|
Rusya ile arayı ne kadar düzelttik
MOSKOVA


Dışişleri Bakanlığı'nın diplomasi masalarında dirsek çürütmüş deneyimli diplomatıyla Rusya'yı konuşuyoruz.



“Rusların nasıl çalıştıklarını biliyorsun”

dedikten sonra gözümün içine bakıyor. Baktı, cevabı ben ondan bekliyorum, yine kendisi devam ediyor:

“Ruslar, masaya oturdukları zaman önce kendi paylarını şöyle bir kenara ayırırlar, onu hiç konuşturmazlar, tartışmaya açmazlar. Sonra senin payın üzerinden pazarlık yapmaya başlarlar.”


Başbakan Binali Yıldırım ile birlikte Moskova'dayız. Kafamızda, 'Ne için gidiyoruz, ne ile döneceğiz' sorusu var. Türk hariciyesinin deneyimli ismine bakarsanız, Ruslarla ilişkileri normalleştirmeye çalışırken işimiz kolay değil. Gerçi, yukarıda aktardığım cümlelerin devamında bardağın dolu kısmına koyabileceğimiz güzel bir haber de var. Aynı diplomatın ifadesiyle:

“Suriye'de ABD'lilerle yapamadığımızı Ruslarla yaptık.”

Bu ne demek? Şu demek: Fırat Kalkanı Operasyonu işini aslında ABD'lilerle değil, Ruslarla kotardık. Putin'in Cumhurbaşkanı Erdoğan ile yaptığı görüşmelerde Fırat Kalkanı Operasyonu için “

Siz ilerlemeye devam edin, biz belki ara sıra kayıtlara girmesi için eleştirel açıklamalar yaparız ama, siz işin bu kısmıyla ilgilenmeyin”

mealinde cümleler kurup, Türkiye'nin Suriye topraklarında yürüttüğü operasyonlara karşı özünde ses çıkarmayan bir tutum sergilediğini biliyoruz. Bu, az şey değil tabii. Ha, ABD'li 'müttefiklerimize' kalsa, onlar Fırat Kalkanı Operasyonu'ndan zaten hiç hoşlanmadılar. Nedeni basit. Kendi oyun planları bozulduğu için, bu işten bir türlü hoşnut olamadılar. O halde karşımıza şöyle bir gerçek çıkıyor. Eğer bugün, ABD eliyle Kuzey Suriye'de boylu boyunca bir PKK kuşağı projesini hayata geçirme çabaları Türkiye tarafından sekteye uğratılmışsa/uğratılıyorsa, bu neticeye Rusya ile yürütülen çalışma sayesinde ulaşıyoruz demektir.

-- Malzeme --

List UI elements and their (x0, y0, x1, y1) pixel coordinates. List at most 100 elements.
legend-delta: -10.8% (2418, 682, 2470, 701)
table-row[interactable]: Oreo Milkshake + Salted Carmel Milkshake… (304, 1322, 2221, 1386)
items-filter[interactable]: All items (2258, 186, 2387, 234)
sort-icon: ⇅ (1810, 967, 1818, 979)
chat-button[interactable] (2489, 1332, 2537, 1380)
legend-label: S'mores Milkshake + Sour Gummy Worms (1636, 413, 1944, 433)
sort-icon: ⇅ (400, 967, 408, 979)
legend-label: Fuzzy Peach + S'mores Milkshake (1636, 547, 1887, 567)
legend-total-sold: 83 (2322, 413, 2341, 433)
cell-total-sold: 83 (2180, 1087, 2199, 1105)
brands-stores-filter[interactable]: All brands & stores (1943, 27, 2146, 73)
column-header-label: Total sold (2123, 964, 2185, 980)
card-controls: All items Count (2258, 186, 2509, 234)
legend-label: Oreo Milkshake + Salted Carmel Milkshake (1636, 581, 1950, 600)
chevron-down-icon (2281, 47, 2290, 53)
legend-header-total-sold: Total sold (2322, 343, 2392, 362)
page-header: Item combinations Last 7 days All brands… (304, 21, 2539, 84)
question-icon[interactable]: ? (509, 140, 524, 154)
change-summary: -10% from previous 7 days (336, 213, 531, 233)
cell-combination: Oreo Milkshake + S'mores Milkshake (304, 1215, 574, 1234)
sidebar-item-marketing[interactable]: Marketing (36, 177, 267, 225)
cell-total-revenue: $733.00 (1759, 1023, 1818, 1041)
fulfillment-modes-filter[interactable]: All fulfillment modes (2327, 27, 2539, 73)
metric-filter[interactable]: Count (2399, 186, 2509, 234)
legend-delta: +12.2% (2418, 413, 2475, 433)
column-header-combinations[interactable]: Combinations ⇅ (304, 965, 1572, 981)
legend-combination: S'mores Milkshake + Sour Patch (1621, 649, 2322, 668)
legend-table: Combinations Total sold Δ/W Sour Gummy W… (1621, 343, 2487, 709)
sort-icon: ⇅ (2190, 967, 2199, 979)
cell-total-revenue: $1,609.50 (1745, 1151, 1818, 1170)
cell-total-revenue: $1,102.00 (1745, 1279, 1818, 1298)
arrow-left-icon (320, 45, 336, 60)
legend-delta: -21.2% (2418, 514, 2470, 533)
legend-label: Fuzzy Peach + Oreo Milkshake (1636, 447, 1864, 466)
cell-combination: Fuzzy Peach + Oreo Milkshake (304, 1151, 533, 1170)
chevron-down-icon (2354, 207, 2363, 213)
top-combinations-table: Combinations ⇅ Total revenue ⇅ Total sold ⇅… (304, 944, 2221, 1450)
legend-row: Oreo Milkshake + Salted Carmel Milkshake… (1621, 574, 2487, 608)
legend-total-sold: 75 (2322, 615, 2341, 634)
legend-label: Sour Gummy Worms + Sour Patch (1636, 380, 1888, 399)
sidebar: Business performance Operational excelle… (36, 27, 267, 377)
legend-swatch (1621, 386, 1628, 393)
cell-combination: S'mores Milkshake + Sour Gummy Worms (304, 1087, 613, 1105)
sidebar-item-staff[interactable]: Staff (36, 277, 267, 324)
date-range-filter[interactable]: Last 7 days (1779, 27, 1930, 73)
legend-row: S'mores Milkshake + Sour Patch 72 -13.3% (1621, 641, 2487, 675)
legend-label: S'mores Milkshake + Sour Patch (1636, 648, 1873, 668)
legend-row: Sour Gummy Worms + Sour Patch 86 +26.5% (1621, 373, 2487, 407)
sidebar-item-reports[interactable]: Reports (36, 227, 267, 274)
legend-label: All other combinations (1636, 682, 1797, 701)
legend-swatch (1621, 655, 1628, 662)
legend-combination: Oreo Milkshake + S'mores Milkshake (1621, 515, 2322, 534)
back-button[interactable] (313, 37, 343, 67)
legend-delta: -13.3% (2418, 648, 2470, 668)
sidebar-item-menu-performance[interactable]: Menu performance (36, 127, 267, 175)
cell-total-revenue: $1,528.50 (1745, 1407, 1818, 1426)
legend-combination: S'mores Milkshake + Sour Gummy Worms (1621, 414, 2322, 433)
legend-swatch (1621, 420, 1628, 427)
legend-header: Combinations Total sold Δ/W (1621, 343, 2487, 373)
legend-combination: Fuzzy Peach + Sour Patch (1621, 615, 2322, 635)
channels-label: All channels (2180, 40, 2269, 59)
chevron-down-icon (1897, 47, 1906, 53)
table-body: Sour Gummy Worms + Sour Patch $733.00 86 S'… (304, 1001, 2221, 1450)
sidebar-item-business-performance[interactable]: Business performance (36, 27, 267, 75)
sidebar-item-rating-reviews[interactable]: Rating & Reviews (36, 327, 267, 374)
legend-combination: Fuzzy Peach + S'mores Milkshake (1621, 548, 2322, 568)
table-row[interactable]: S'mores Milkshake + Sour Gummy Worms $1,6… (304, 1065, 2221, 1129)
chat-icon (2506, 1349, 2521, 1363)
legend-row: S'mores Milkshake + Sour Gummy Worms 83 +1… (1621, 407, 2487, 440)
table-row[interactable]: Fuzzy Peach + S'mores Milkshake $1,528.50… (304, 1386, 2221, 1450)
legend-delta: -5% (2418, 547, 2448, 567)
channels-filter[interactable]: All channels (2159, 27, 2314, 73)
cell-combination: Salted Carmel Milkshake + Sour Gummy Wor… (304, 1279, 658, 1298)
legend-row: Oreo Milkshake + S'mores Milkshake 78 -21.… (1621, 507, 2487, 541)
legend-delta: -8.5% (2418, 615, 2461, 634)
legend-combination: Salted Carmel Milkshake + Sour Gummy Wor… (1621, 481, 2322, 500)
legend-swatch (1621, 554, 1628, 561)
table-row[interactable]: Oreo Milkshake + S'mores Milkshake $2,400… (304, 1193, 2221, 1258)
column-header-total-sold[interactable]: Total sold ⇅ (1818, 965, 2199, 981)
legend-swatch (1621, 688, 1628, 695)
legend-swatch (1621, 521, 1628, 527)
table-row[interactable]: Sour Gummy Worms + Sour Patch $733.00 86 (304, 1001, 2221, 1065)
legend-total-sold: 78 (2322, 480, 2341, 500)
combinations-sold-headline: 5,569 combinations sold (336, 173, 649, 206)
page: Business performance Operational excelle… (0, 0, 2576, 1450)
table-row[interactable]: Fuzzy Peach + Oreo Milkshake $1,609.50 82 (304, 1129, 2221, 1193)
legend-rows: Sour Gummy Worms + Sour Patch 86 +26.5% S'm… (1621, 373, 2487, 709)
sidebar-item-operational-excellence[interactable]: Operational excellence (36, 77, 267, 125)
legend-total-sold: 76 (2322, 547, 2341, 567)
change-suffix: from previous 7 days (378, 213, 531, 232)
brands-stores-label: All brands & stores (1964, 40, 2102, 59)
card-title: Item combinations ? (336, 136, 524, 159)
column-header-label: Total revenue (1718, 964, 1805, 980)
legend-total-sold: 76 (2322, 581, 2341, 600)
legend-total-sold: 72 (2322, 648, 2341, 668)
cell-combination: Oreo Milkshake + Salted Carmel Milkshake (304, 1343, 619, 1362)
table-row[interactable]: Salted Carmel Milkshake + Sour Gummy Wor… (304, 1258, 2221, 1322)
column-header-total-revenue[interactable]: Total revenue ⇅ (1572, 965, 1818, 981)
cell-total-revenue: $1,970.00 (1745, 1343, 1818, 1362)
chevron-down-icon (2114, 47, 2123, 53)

-- Yapılacaklar --
1 > Rusya ilişkileri yazısından "Siz ilerlemeye devam" ifadesinden "sayesinde ulaşıyoruz demektir." ifadesine kadar olan kısmı aynen geri verin.
2 > Rusya ilişkileri yazısına göre Başbakan Binali Yıldırım ile birlikte hangi şehirde bulunuluyor?
3 > Lütfen Rusya ilişkileri yazısını son cümlesinden sonra sürdürün.

-- Yanıtlar --
1 >
Siz ilerlemeye devam edin, biz belki ara sıra kayıtlara girmesi için eleştirel açıklamalar yaparız ama, siz işin bu kısmıyla ilgilenmeyin”

mealinde cümleler kurup, Türkiye'nin Suriye topraklarında yürüttüğü operasyonlara karşı özünde ses çıkarmayan bir tutum sergilediğini biliyoruz. Bu, az şey değil tabii. Ha, ABD'li 'müttefiklerimize' kalsa, onlar Fırat Kalkanı Operasyonu'ndan zaten hiç hoşlanmadılar. Nedeni basit. Kendi oyun planları bozulduğu için, bu işten bir türlü hoşnut olamadılar. O halde karşımıza şöyle bir gerçek çıkıyor. Eğer bugün, ABD eliyle Kuzey Suriye'de boylu boyunca bir PKK kuşağı projesini hayata geçirme çabaları Türkiye tarafından sekteye uğratılmışsa/uğratılıyorsa, bu neticeye Rusya ile yürütülen çalışma sayesinde ulaşıyoruz demektir.

2 > Moskova'da.

3 >
TÜRKİYE İLE TAM NORMALLEŞME NE ZAMAN


Moskova ziyaretinde Başbakan Binali Yıldırım'a eşlik eden 7 bakanın görev alanlarına baktığımızda, bu gezinin ekonomi ve enerji ağırlıklı bir gündeme sahip olduğu anlaşılıyor. Rusya Devlet Başkanı Putin'in Cumhurbaşkanı Erdoğan ile Ağustos ayında St. Petersburg'da yaptığı görüşmede ilişkilerin hızla normalleşmesini sağlamak gibi bir hedef ortaya konmuştu. Ama işin gerçeği, bu normalleşme süreci bugüne kadar hızlı bir şekilde ilerlemedi. Rusya, 24 Kasım 2015'te Suriye'deki uçaklarının Türk Hava Sahası'nda düşürülmesinden sonra Türkiye'ye yönelik başlattığı ambargonun büyük bölümünü hala uygulamaya devam ediyor. En kolayı bu olur diye düşündüğümüz yaş meyve sebze ürünlerinde bile, 16 kalem üründen sadece 5'inin ihracatına izin verilmiş durumda. Mesela, biliyor muydunuz bilmiyorum, Türkiye'den Rusya'ya henüz domates gitmiyor. Başka alanlarda da bu sınırlamaların önemli bir bölümü devam ediyor. Türk vatandaşlarına yönelik vize uygulamaları da kaldırılmış değil. Başbakan Yıldırım'ın gezisinin temel amacı da bu zaten. Bu iş artık daha fazla uzamasın, vizeler, ambargolar kalksın, ilişkiler Kasım 2015 öncesi olduğu gibi normal seyrinde devam etsin. Dün, Rus ve Türk heyetleri arasında yapılan görüşmelerde Türk tarafının bütün çabası bu yönde oldu. Başbakan Yıldırım, Rus mevkidaşı Medvedev ile ortak basın toplantısında ilişkileri hızla normalleştirme arzusunu tekrar dile getirdi. Medvedev de, yaptırımların büyük bölümünün kalkacağını söyledi. Söyledi ama, ne kadar kalkacağını göreceğiz.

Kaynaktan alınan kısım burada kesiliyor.